Collection entries
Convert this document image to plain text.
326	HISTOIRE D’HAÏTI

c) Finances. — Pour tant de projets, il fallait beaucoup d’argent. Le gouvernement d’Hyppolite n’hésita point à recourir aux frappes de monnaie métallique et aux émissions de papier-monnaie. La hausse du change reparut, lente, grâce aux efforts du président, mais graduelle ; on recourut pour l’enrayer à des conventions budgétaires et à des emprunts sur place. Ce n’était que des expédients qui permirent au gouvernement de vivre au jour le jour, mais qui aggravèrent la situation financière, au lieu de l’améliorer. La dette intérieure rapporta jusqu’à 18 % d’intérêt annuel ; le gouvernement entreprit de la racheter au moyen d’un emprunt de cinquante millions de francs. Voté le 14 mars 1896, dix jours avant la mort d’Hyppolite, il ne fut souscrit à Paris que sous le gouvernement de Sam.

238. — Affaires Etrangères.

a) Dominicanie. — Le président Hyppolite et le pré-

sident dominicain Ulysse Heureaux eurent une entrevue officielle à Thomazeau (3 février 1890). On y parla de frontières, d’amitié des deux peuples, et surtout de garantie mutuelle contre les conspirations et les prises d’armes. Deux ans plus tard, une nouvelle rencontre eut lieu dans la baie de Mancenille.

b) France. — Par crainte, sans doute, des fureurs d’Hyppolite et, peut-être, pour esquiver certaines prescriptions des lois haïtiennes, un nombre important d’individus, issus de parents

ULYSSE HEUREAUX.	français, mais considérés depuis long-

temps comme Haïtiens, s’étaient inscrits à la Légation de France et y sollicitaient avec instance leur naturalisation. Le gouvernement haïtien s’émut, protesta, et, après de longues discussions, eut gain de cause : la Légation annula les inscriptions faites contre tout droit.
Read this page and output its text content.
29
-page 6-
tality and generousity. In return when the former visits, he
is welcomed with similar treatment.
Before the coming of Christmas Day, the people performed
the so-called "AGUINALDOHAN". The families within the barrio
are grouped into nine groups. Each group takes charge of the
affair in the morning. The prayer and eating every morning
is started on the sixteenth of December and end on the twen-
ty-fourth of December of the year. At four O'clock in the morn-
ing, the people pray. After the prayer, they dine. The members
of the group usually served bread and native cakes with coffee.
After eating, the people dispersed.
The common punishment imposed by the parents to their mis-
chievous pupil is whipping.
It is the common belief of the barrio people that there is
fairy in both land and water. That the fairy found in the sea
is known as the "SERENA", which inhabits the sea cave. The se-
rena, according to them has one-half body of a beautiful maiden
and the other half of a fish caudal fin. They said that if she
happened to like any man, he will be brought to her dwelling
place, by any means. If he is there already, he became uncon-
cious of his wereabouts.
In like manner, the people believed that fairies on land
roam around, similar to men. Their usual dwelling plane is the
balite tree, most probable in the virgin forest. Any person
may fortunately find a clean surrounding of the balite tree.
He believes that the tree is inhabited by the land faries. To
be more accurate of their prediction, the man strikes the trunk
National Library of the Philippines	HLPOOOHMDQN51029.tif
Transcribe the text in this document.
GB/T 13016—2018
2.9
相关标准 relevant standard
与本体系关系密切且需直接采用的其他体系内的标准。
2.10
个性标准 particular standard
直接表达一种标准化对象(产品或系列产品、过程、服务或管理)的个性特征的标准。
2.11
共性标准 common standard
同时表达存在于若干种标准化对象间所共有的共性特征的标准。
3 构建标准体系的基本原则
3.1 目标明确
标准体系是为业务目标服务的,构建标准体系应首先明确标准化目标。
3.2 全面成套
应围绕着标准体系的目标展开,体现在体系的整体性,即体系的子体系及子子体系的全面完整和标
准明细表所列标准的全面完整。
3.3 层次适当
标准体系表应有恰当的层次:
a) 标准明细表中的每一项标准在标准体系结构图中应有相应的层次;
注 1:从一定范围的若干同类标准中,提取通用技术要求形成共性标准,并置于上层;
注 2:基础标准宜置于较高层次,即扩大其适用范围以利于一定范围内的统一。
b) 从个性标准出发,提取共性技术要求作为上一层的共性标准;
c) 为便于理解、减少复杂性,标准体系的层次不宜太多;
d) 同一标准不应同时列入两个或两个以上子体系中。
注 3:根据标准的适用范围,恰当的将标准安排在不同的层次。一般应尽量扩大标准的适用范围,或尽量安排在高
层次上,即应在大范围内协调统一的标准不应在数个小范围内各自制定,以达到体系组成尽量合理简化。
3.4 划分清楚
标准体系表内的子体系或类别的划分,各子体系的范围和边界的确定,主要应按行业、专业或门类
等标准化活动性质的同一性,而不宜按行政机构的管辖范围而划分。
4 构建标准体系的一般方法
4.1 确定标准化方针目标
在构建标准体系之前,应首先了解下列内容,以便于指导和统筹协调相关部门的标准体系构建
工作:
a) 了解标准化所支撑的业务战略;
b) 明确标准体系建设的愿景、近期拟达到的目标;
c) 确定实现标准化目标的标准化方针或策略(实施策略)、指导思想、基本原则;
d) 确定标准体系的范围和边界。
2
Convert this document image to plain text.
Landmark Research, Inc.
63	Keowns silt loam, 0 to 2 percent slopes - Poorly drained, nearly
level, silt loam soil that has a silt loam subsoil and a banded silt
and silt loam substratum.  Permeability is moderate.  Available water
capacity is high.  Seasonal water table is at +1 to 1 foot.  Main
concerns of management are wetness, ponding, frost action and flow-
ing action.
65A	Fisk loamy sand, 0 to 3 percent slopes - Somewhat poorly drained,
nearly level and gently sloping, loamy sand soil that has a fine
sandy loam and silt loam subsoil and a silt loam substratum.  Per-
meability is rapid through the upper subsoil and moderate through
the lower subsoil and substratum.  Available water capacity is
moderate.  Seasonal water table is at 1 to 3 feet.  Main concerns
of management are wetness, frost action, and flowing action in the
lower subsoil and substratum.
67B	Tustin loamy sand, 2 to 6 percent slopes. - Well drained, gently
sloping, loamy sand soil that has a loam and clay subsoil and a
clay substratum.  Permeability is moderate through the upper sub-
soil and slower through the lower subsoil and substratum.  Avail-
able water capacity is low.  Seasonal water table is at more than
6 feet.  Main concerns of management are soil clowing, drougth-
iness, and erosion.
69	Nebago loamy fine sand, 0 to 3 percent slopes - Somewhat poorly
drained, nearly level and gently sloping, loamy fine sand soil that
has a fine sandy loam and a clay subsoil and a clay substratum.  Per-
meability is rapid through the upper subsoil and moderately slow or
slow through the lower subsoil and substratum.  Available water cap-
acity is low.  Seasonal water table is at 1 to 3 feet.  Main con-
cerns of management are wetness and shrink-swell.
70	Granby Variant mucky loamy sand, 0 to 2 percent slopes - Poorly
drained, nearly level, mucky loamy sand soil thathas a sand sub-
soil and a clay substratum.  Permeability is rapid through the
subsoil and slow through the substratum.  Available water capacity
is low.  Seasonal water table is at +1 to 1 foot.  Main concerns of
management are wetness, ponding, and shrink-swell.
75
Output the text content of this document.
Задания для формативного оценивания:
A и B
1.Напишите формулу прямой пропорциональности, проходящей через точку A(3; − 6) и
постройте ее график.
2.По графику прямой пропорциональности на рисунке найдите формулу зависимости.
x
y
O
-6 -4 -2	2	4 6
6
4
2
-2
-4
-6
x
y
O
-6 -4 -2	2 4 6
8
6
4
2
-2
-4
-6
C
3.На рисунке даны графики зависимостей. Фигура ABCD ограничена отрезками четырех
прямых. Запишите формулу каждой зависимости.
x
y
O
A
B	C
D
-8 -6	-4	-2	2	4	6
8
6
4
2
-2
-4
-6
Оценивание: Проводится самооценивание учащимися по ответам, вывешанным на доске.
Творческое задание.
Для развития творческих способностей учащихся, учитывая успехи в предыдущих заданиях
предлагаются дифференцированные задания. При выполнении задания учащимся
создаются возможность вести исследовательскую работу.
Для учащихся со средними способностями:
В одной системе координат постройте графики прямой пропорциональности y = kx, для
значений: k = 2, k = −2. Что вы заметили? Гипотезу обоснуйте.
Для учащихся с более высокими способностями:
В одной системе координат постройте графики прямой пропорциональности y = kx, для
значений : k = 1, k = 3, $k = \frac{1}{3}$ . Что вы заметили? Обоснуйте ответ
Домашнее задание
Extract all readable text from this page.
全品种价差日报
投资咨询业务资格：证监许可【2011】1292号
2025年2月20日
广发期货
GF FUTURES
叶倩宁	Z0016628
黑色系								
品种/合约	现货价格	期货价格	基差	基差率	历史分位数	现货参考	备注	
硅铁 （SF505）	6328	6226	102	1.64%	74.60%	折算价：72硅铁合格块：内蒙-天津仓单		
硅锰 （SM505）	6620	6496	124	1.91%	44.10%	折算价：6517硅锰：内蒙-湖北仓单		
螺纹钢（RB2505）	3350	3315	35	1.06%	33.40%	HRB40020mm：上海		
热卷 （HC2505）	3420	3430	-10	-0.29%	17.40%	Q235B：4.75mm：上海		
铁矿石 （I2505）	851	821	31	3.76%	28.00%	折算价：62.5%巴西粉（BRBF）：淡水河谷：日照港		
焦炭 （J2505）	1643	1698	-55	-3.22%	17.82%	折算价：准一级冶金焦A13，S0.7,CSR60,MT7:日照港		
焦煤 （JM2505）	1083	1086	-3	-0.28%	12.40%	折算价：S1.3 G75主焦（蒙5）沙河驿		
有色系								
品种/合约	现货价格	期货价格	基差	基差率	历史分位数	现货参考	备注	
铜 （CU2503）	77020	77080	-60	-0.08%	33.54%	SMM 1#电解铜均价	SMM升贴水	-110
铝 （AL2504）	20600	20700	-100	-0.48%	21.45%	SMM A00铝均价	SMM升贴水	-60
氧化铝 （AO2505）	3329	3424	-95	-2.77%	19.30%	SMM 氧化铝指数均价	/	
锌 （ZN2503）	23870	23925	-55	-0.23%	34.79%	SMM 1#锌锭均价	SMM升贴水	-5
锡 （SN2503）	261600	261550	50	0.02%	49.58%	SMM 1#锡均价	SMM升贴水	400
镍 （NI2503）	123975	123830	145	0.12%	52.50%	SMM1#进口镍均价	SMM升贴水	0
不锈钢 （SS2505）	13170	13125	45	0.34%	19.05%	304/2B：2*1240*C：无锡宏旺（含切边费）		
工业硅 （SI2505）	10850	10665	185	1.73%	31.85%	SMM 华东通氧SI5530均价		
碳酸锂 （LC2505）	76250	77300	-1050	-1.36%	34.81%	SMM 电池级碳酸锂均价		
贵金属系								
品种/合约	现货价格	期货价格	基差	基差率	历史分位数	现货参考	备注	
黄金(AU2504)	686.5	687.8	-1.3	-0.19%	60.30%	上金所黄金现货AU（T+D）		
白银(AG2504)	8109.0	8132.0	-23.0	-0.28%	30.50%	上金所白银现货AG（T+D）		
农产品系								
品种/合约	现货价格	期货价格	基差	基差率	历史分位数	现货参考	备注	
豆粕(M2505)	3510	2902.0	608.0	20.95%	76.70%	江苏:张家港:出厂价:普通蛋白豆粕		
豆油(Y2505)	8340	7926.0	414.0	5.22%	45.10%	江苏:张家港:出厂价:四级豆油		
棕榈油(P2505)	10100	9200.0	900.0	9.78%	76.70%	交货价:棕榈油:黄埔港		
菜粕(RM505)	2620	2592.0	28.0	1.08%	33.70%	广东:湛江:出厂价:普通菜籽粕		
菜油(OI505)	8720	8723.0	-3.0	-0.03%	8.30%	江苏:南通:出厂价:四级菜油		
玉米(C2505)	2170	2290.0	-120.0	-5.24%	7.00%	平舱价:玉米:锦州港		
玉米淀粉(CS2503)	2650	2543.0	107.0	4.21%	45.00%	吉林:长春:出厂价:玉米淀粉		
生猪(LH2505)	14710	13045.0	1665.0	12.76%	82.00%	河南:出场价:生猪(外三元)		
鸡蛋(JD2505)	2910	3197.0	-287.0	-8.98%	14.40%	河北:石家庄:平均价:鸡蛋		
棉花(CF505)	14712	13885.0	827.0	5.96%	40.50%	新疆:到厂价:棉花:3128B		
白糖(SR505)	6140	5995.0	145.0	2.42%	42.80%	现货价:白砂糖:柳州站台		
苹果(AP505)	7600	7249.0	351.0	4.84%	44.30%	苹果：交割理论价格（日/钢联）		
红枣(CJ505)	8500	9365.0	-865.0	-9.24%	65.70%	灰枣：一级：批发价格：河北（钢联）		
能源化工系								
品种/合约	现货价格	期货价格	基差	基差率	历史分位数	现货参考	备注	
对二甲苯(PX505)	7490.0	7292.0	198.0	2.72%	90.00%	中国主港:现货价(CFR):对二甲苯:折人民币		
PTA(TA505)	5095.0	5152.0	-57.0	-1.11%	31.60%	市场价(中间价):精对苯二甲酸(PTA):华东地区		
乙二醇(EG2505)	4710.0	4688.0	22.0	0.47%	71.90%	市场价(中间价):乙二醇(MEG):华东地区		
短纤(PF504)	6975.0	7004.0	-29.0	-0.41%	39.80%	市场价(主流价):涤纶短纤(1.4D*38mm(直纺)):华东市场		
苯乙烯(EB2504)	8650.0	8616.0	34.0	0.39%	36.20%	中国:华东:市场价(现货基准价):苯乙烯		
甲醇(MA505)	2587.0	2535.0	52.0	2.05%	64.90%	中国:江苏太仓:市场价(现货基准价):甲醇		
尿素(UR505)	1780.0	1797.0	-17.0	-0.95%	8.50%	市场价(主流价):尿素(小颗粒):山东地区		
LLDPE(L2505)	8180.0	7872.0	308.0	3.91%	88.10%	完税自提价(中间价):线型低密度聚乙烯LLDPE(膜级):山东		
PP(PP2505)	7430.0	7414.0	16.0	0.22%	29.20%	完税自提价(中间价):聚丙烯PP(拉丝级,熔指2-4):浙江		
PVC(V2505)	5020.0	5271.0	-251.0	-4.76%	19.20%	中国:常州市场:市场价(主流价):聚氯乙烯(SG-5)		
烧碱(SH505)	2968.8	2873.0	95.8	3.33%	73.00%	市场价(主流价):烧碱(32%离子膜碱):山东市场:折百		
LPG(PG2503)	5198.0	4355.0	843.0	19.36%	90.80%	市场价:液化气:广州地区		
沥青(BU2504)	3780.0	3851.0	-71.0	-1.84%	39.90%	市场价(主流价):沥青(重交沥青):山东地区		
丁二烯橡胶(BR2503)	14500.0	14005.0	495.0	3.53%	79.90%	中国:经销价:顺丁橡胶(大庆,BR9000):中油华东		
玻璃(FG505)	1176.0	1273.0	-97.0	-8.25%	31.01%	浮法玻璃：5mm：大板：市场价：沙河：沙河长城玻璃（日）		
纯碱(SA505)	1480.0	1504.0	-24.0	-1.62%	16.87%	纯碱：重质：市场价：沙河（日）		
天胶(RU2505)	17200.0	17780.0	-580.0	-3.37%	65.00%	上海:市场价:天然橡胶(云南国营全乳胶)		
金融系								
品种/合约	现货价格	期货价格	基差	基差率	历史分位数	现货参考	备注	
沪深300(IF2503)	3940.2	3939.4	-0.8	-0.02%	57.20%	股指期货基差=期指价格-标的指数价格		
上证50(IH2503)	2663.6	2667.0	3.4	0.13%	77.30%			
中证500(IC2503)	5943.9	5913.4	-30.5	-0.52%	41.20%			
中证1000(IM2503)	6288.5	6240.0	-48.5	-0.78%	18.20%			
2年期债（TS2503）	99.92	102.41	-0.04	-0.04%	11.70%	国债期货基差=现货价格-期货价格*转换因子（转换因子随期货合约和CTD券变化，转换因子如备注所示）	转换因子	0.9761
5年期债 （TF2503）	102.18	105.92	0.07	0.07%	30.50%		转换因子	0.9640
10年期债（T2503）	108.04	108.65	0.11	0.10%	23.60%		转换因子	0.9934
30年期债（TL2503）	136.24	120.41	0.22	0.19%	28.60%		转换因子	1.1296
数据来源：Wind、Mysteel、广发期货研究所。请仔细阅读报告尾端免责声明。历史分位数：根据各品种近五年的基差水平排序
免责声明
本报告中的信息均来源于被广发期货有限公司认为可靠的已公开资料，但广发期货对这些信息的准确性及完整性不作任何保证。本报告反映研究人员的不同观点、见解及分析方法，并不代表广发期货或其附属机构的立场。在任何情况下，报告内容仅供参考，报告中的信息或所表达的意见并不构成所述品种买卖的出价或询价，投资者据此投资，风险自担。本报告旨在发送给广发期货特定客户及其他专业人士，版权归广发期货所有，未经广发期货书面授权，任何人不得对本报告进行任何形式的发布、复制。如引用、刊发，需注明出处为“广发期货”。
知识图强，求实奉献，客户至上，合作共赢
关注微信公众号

- SHORT EXERCISE
Using the records above, find and show each line with the string "dwelling".

- TASK OUTPUT
happened to like any man, he will be brought to her dwelling
roam around, similar to men. Their usual dwelling plane is the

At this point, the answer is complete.